= Given problem =
Every line with the word "卢思宇妈妈" in it should be extracted from the data that follows.

:: Information given ::

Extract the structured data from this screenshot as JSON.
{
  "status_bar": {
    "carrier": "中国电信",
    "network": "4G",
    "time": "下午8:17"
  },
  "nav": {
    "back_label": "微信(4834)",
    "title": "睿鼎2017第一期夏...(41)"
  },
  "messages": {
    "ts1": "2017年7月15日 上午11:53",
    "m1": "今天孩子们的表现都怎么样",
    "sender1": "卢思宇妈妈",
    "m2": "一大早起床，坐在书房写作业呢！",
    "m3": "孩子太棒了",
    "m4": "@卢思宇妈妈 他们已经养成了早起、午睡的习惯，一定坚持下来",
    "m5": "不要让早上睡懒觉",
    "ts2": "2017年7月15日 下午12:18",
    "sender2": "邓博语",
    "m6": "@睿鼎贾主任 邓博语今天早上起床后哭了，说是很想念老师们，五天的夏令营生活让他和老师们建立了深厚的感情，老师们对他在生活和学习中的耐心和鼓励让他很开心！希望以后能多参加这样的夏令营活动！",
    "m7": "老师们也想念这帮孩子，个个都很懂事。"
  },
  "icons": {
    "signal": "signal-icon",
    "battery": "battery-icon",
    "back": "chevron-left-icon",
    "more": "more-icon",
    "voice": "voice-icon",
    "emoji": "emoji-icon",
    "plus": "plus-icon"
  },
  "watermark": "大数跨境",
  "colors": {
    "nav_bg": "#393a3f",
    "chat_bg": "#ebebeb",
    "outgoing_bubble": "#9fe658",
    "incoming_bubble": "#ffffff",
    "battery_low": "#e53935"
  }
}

:::

= Result =
    "sender1": "卢思宇妈妈",
    "m4": "@卢思宇妈妈 他们已经养成了早起、午睡的习惯，一定坚持下来",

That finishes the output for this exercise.